• _BRIEF_
Show every line where "INGLEWOOD" occurs.

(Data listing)
.....

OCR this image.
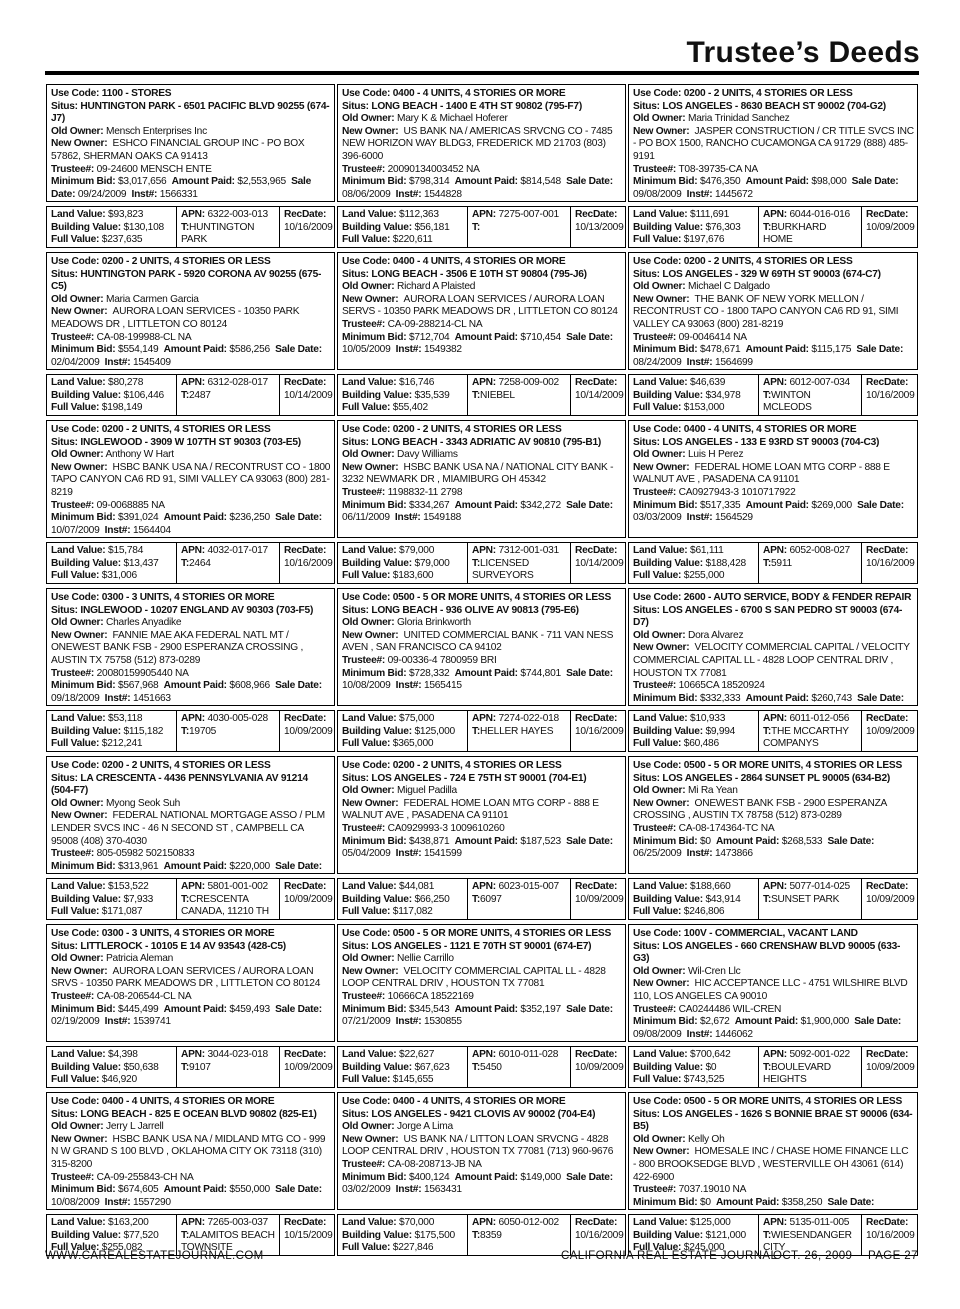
Trustee’s Deeds
Use Code: 1100 - STORES
Situs: HUNTINGTON PARK - 6501 PACIFIC BLVD 90255 (674-J7)
Old Owner: Mensch Enterprises Inc
New Owner: ESHCO FINANCIAL GROUP INC - PO BOX 57862, SHERMAN OAKS CA 91413
Trustee#: 09-24600 MENSCH ENTE
Minimum Bid: $3,017,656 Amount Paid: $2,553,965 Sale Date: 09/24/2009 Inst#: 1566331
Use Code: 0400 - 4 UNITS, 4 STORIES OR MORE
Situs: LONG BEACH - 1400 E 4TH ST 90802 (795-F7)
Old Owner: Mary K & Michael Hoferer
New Owner: US BANK NA / AMERICAS SRVCNG CO - 7485 NEW HORIZON WAY BLDG3, FREDERICK MD 21703 (803) 396-6000
Trustee#: 20090134003452 NA
Minimum Bid: $798,314 Amount Paid: $814,548 Sale Date: 08/06/2009 Inst#: 1544828
Use Code: 0200 - 2 UNITS, 4 STORIES OR LESS
Situs: LOS ANGELES - 8630 BEACH ST 90002 (704-G2)
Old Owner: Maria Trinidad Sanchez
New Owner: JASPER CONSTRUCTION / CR TITLE SVCS INC - PO BOX 1500, RANCHO CUCAMONGA CA 91729 (888) 485-9191
Trustee#: T08-39735-CA NA
Minimum Bid: $476,350 Amount Paid: $98,000 Sale Date: 09/08/2009 Inst#: 1445672
Land Value: $93,823
Building Value: $130,108
Full Value: $237,635
APN: 6322-003-013
T:HUNTINGTON PARK
RecDate:
10/16/2009
Land Value: $112,363
Building Value: $56,181
Full Value: $220,611
APN: 7275-007-001
T:
RecDate:
10/13/2009
Land Value: $111,691
Building Value: $76,303
Full Value: $197,676
APN: 6044-016-016
T:BURKHARD HOME
RecDate:
10/09/2009
Use Code: 0200 - 2 UNITS, 4 STORIES OR LESS
Situs: HUNTINGTON PARK - 5920 CORONA AV 90255 (675-C5)
Old Owner: Maria Carmen Garcia
New Owner: AURORA LOAN SERVICES - 10350 PARK MEADOWS DR , LITTLETON CO 80124
Trustee#: CA-08-199988-CL NA
Minimum Bid: $554,149 Amount Paid: $586,256 Sale Date: 02/04/2009 Inst#: 1545409
Use Code: 0400 - 4 UNITS, 4 STORIES OR MORE
Situs: LONG BEACH - 3506 E 10TH ST 90804 (795-J6)
Old Owner: Richard A Plaisted
New Owner: AURORA LOAN SERVICES / AURORA LOAN SERVS - 10350 PARK MEADOWS DR , LITTLETON CO 80124
Trustee#: CA-09-288214-CL NA
Minimum Bid: $712,704 Amount Paid: $710,454 Sale Date: 10/05/2009 Inst#: 1549382
Use Code: 0200 - 2 UNITS, 4 STORIES OR LESS
Situs: LOS ANGELES - 329 W 69TH ST 90003 (674-C7)
Old Owner: Michael C Dalgado
New Owner: THE BANK OF NEW YORK MELLON / RECONTRUST CO - 1800 TAPO CANYON CA6 RD 91, SIMI VALLEY CA 93063 (800) 281-8219
Trustee#: 09-0046414 NA
Minimum Bid: $478,671 Amount Paid: $115,175 Sale Date: 08/24/2009 Inst#: 1564699
Land Value: $80,278
Building Value: $106,446
Full Value: $198,149
APN: 6312-028-017
T:2487
RecDate:
10/14/2009
Land Value: $16,746
Building Value: $35,539
Full Value: $55,402
APN: 7258-009-002
T:NIEBEL
RecDate:
10/14/2009
Land Value: $46,639
Building Value: $34,978
Full Value: $153,000
APN: 6012-007-034
T:WINTON MCLEODS
RecDate:
10/16/2009
Use Code: 0200 - 2 UNITS, 4 STORIES OR LESS
Situs: INGLEWOOD - 3909 W 107TH ST 90303 (703-E5)
Old Owner: Anthony W Hart
New Owner: HSBC BANK USA NA / RECONTRUST CO - 1800 TAPO CANYON CA6 RD 91, SIMI VALLEY CA 93063 (800) 281-8219
Trustee#: 09-0068885 NA
Minimum Bid: $391,024 Amount Paid: $236,250 Sale Date: 10/07/2009 Inst#: 1564404
Use Code: 0200 - 2 UNITS, 4 STORIES OR LESS
Situs: LONG BEACH - 3343 ADRIATIC AV 90810 (795-B1)
Old Owner: Davy Williams
New Owner: HSBC BANK USA NA / NATIONAL CITY BANK - 3232 NEWMARK DR , MIAMIBURG OH 45342
Trustee#: 1198832-11 2798
Minimum Bid: $334,267 Amount Paid: $342,272 Sale Date: 06/11/2009 Inst#: 1549188
Use Code: 0400 - 4 UNITS, 4 STORIES OR MORE
Situs: LOS ANGELES - 133 E 93RD ST 90003 (704-C3)
Old Owner: Luis H Perez
New Owner: FEDERAL HOME LOAN MTG CORP - 888 E WALNUT AVE , PASADENA CA 91101
Trustee#: CA0927943-3 1010717922
Minimum Bid: $517,335 Amount Paid: $269,000 Sale Date: 03/03/2009 Inst#: 1564529
Land Value: $15,784
Building Value: $13,437
Full Value: $31,006
APN: 4032-017-017
T:2464
RecDate:
10/16/2009
Land Value: $79,000
Building Value: $79,000
Full Value: $183,600
APN: 7312-001-031
T:LICENSED SURVEYORS
RecDate:
10/14/2009
Land Value: $61,111
Building Value: $188,428
Full Value: $255,000
APN: 6052-008-027
T:5911
RecDate:
10/16/2009
Use Code: 0300 - 3 UNITS, 4 STORIES OR MORE
Situs: INGLEWOOD - 10207 ENGLAND AV 90303 (703-F5)
Old Owner: Charles Anyadike
New Owner: FANNIE MAE AKA FEDERAL NATL MT / ONEWEST BANK FSB - 2900 ESPERANZA CROSSING , AUSTIN TX 75758 (512) 873-0289
Trustee#: 20080159905440 NA
Minimum Bid: $567,968 Amount Paid: $608,966 Sale Date: 09/18/2009 Inst#: 1451663
Use Code: 0500 - 5 OR MORE UNITS, 4 STORIES OR LESS
Situs: LONG BEACH - 936 OLIVE AV 90813 (795-E6)
Old Owner: Gloria Brinkworth
New Owner: UNITED COMMERCIAL BANK - 711 VAN NESS AVEN , SAN FRANCISCO CA 94102
Trustee#: 09-00336-4 7800959 BRI
Minimum Bid: $728,332 Amount Paid: $744,801 Sale Date: 10/08/2009 Inst#: 1565415
Use Code: 2600 - AUTO SERVICE, BODY & FENDER REPAIR
Situs: LOS ANGELES - 6700 S SAN PEDRO ST 90003 (674-D7)
Old Owner: Dora Alvarez
New Owner: VELOCITY COMMERCIAL CAPITAL / VELOCITY COMMERCIAL CAPITAL LL - 4828 LOOP CENTRAL DRIV , HOUSTON TX 77081
Trustee#: 10665CA 18520924
Minimum Bid: $332,333 Amount Paid: $260,743 Sale Date:
Land Value: $53,118
Building Value: $115,182
Full Value: $212,241
APN: 4030-005-028
T:19705
RecDate:
10/09/2009
Land Value: $75,000
Building Value: $125,000
Full Value: $365,000
APN: 7274-022-018
T:HELLER HAYES
RecDate:
10/16/2009
Land Value: $10,933
Building Value: $9,994
Full Value: $60,486
APN: 6011-012-056
T:THE MCCARTHY COMPANYS
RecDate:
10/09/2009
Use Code: 0200 - 2 UNITS, 4 STORIES OR LESS
Situs: LA CRESCENTA - 4436 PENNSYLVANIA AV 91214 (504-F7)
Old Owner: Myong Seok Suh
New Owner: FEDERAL NATIONAL MORTGAGE ASSO / PLM LENDER SVCS INC - 46 N SECOND ST , CAMPBELL CA 95008 (408) 370-4030
Trustee#: 805-05982 502150833
Minimum Bid: $313,961 Amount Paid: $220,000 Sale Date:
Use Code: 0200 - 2 UNITS, 4 STORIES OR LESS
Situs: LOS ANGELES - 724 E 75TH ST 90001 (704-E1)
Old Owner: Miguel Padilla
New Owner: FEDERAL HOME LOAN MTG CORP - 888 E WALNUT AVE , PASADENA CA 91101
Trustee#: CA0929993-3 1009610260
Minimum Bid: $438,871 Amount Paid: $187,523 Sale Date: 05/04/2009 Inst#: 1541599
Use Code: 0500 - 5 OR MORE UNITS, 4 STORIES OR LESS
Situs: LOS ANGELES - 2864 SUNSET PL 90005 (634-B2)
Old Owner: Mi Ra Yean
New Owner: ONEWEST BANK FSB - 2900 ESPERANZA CROSSING , AUSTIN TX 78758 (512) 873-0289
Trustee#: CA-08-174364-TC NA
Minimum Bid: $0 Amount Paid: $268,533 Sale Date: 06/25/2009 Inst#: 1473866
Land Value: $153,522
Building Value: $7,933
Full Value: $171,087
APN: 5801-001-002
T:CRESCENTA CANADA, 11210 TH
RecDate:
10/09/2009
Land Value: $44,081
Building Value: $66,250
Full Value: $117,082
APN: 6023-015-007
T:6097
RecDate:
10/09/2009
Land Value: $188,660
Building Value: $43,914
Full Value: $246,806
APN: 5077-014-025
T:SUNSET PARK
RecDate:
10/09/2009
Use Code: 0300 - 3 UNITS, 4 STORIES OR MORE
Situs: LITTLEROCK - 10105 E 14 AV 93543 (428-C5)
Old Owner: Patricia Aleman
New Owner: AURORA LOAN SERVICES / AURORA LOAN SRVS - 10350 PARK MEADOWS DR , LITTLETON CO 80124
Trustee#: CA-08-206544-CL NA
Minimum Bid: $445,499 Amount Paid: $459,493 Sale Date: 02/19/2009 Inst#: 1539741
Use Code: 0500 - 5 OR MORE UNITS, 4 STORIES OR LESS
Situs: LOS ANGELES - 1121 E 70TH ST 90001 (674-E7)
Old Owner: Nellie Carrillo
New Owner: VELOCITY COMMERCIAL CAPITAL LL - 4828 LOOP CENTRAL DRIV , HOUSTON TX 77081
Trustee#: 10666CA 18522169
Minimum Bid: $345,543 Amount Paid: $352,197 Sale Date: 07/21/2009 Inst#: 1530855
Use Code: 100V - COMMERCIAL, VACANT LAND
Situs: LOS ANGELES - 660 CRENSHAW BLVD 90005 (633-G3)
Old Owner: Wil-Cren Llc
New Owner: HIC ACCEPTANCE LLC - 4751 WILSHIRE BLVD 110, LOS ANGELES CA 90010
Trustee#: CA0244486 WIL-CREN
Minimum Bid: $2,672 Amount Paid: $1,900,000 Sale Date: 09/08/2009 Inst#: 1446062
Land Value: $4,398
Building Value: $50,638
Full Value: $46,920
APN: 3044-023-018
T:9107
RecDate:
10/09/2009
Land Value: $22,627
Building Value: $67,623
Full Value: $145,655
APN: 6010-011-028
T:5450
RecDate:
10/09/2009
Land Value: $700,642
Building Value: $0
Full Value: $743,525
APN: 5092-001-022
T:BOULEVARD HEIGHTS
RecDate:
10/09/2009
Use Code: 0400 - 4 UNITS, 4 STORIES OR MORE
Situs: LONG BEACH - 825 E OCEAN BLVD 90802 (825-E1)
Old Owner: Jerry L Jarrell
New Owner: HSBC BANK USA NA / MIDLAND MTG CO - 999 N W GRAND S 100 BLVD , OKLAHOMA CITY OK 73118 (310) 315-8200
Trustee#: CA-09-255843-CH NA
Minimum Bid: $674,605 Amount Paid: $550,000 Sale Date: 10/08/2009 Inst#: 1557290
Use Code: 0400 - 4 UNITS, 4 STORIES OR MORE
Situs: LOS ANGELES - 9421 CLOVIS AV 90002 (704-E4)
Old Owner: Jorge A Lima
New Owner: US BANK NA / LITTON LOAN SRVCNG - 4828 LOOP CENTRAL DRIV , HOUSTON TX 77081 (713) 960-9676
Trustee#: CA-08-208713-JB NA
Minimum Bid: $400,124 Amount Paid: $149,000 Sale Date: 03/02/2009 Inst#: 1563431
Use Code: 0500 - 5 OR MORE UNITS, 4 STORIES OR LESS
Situs: LOS ANGELES - 1626 S BONNIE BRAE ST 90006 (634-B5)
Old Owner: Kelly Oh
New Owner: HOMESALE INC / CHASE HOME FINANCE LLC - 800 BROOKSEDGE BLVD , WESTERVILLE OH 43061 (614) 422-6900
Trustee#: 7037.19010 NA
Minimum Bid: $0 Amount Paid: $358,250 Sale Date:
Land Value: $163,200
Building Value: $77,520
Full Value: $255,082
APN: 7265-003-037
T:ALAMITOS BEACH TOWNSITE
RecDate:
10/15/2009
Land Value: $70,000
Building Value: $175,500
Full Value: $227,846
APN: 6050-012-002
T:8359
RecDate:
10/16/2009
Land Value: $125,000
Building Value: $121,000
Full Value: $245,000
APN: 5135-011-005
T:WIESENDANGER CITY
RecDate:
10/16/2009
WWW.CAREALESTATEJOURNAL.COM	CALIFORNIA REAL ESTATE JOURNAL
OCT. 26, 2009 PAGE 27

.....

• _RESULT_
Situs: INGLEWOOD - 3909 W 107TH ST 90303 (703-E5)
Situs: INGLEWOOD - 10207 ENGLAND AV 90303 (703-F5)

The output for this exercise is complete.